## Exercise description
Go through the entries below and copy each line containing the word "Words".

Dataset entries
+ + +
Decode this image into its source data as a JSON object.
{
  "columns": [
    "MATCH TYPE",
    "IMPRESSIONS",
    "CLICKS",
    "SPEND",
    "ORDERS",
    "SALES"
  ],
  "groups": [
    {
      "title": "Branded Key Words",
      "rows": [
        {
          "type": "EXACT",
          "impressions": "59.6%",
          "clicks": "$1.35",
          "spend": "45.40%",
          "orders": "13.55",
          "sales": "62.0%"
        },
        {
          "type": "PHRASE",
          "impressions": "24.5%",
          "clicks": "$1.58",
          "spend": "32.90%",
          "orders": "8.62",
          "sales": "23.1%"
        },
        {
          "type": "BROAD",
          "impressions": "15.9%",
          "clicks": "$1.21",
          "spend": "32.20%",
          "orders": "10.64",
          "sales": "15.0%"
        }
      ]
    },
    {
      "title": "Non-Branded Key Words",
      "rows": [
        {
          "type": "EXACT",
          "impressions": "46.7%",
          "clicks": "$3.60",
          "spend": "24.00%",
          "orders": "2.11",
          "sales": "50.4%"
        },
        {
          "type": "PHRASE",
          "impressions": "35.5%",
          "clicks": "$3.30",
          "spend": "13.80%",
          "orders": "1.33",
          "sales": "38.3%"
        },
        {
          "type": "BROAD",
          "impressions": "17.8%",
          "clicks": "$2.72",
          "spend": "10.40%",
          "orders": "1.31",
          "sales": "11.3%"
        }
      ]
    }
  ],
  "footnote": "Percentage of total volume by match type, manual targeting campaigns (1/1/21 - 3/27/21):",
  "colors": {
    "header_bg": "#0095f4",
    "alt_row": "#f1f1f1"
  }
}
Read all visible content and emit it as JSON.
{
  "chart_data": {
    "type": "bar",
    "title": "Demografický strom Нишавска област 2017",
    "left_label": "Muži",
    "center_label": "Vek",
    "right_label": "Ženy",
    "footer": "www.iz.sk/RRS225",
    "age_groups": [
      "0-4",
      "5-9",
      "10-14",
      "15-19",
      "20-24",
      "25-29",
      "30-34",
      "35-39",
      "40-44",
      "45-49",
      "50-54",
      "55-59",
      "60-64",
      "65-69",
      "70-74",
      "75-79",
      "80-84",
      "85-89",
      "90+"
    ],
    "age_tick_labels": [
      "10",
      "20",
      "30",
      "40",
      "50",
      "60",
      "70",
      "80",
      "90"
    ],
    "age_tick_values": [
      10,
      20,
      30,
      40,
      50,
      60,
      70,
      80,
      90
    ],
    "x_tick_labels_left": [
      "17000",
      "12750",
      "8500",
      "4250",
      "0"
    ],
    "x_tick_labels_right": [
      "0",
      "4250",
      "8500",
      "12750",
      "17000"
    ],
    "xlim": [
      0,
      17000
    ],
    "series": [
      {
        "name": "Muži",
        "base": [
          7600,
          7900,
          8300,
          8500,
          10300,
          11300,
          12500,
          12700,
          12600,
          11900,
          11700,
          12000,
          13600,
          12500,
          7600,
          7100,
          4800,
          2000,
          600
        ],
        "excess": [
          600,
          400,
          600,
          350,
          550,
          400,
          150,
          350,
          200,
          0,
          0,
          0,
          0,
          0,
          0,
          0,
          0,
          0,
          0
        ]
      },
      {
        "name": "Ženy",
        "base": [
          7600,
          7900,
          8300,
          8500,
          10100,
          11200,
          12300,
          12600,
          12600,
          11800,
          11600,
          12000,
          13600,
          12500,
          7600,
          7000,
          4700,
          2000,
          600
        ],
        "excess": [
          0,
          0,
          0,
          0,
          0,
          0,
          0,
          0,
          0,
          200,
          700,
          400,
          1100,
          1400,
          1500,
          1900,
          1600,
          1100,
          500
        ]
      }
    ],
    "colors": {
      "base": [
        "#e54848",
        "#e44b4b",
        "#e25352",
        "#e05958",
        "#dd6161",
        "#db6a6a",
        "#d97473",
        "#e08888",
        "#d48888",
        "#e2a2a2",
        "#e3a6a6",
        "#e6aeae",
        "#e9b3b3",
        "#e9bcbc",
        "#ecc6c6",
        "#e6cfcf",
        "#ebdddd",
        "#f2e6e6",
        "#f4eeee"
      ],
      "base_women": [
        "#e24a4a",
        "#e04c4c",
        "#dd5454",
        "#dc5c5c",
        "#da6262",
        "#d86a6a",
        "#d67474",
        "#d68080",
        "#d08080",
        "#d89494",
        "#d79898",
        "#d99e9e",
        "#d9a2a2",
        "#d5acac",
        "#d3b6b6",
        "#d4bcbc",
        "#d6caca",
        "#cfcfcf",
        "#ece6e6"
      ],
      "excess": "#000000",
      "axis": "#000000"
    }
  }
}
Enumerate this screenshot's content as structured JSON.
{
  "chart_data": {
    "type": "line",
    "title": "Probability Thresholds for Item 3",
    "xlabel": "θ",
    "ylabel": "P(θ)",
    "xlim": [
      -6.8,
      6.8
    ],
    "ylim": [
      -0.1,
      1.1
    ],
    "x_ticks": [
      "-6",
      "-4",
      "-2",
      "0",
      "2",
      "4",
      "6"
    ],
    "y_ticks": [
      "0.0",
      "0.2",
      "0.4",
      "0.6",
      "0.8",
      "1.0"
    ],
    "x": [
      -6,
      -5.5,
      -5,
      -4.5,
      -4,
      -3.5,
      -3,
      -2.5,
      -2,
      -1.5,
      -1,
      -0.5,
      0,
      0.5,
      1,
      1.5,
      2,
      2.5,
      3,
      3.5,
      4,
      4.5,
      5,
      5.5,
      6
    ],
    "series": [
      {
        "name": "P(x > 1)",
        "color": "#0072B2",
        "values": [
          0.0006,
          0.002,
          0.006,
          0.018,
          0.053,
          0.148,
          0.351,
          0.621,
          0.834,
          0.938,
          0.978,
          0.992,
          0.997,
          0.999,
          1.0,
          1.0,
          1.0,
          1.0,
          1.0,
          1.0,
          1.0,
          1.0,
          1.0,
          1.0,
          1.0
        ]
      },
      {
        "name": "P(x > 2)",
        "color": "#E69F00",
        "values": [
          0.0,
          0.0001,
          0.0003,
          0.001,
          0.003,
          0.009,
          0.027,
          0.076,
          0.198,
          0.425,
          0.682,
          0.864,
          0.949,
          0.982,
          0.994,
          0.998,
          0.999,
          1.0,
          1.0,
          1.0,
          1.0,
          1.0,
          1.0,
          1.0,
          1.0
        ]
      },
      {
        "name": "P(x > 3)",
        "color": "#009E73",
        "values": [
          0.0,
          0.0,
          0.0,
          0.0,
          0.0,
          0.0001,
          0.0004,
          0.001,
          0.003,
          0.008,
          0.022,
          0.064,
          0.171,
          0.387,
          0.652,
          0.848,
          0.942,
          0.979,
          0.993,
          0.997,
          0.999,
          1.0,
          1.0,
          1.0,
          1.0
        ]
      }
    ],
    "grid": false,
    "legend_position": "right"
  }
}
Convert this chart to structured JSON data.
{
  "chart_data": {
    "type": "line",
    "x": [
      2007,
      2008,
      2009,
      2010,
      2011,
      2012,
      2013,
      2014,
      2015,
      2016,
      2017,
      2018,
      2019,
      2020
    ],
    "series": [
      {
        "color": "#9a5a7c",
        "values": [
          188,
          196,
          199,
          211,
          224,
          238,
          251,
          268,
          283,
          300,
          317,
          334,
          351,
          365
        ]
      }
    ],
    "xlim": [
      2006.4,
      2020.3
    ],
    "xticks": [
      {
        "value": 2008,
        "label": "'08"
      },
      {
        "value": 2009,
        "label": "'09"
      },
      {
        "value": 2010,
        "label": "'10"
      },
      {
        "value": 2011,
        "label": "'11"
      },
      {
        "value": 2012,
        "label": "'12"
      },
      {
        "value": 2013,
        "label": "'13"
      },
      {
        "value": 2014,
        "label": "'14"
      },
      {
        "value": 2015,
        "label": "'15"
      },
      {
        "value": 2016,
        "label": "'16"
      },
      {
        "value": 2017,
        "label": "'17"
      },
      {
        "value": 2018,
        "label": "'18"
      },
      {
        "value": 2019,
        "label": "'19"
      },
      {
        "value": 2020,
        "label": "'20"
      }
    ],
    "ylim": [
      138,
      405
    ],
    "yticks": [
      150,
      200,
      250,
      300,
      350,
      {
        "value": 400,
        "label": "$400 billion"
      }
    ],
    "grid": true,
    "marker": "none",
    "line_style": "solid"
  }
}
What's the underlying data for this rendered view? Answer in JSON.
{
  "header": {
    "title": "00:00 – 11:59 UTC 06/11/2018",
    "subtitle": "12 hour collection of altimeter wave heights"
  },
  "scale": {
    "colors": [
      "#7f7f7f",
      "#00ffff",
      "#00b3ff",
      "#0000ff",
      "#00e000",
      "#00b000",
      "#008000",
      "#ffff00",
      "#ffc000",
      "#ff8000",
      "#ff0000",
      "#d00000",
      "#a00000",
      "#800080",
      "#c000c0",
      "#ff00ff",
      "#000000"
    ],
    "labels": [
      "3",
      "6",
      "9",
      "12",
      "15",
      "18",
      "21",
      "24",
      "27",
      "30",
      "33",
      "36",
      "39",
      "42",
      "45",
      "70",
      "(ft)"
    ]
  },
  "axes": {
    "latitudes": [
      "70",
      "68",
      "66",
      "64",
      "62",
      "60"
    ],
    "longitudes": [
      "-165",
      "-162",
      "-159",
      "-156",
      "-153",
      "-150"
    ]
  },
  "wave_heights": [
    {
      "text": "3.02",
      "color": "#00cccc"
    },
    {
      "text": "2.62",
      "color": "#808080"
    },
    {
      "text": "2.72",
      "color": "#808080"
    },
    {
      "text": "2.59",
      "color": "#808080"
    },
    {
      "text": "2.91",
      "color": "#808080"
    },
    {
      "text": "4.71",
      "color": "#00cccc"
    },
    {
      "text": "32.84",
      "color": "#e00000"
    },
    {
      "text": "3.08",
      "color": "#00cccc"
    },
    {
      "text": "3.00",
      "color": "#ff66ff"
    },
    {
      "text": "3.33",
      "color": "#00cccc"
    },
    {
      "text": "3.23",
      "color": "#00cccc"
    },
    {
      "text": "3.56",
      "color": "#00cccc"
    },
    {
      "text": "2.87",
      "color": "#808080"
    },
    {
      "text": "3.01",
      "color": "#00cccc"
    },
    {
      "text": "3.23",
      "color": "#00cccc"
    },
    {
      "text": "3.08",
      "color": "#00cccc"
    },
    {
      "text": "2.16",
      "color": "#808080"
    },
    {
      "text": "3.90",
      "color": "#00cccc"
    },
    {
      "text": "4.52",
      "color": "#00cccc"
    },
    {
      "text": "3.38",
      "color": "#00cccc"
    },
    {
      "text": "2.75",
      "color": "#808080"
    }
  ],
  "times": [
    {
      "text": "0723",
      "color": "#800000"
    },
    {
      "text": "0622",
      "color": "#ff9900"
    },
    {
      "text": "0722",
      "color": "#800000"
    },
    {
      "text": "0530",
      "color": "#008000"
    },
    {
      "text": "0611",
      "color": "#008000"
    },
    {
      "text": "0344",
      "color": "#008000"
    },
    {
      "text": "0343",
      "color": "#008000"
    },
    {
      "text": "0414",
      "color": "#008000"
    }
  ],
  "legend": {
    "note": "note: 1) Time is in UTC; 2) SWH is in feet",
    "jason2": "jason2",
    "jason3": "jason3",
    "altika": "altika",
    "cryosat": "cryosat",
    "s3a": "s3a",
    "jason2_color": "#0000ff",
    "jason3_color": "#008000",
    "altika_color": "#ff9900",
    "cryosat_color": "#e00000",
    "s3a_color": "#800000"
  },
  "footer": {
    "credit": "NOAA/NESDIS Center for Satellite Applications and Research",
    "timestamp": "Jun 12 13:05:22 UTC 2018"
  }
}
+ + +
## Response to this exercise
      "title": "Branded Key Words",
      "title": "Non-Branded Key Words",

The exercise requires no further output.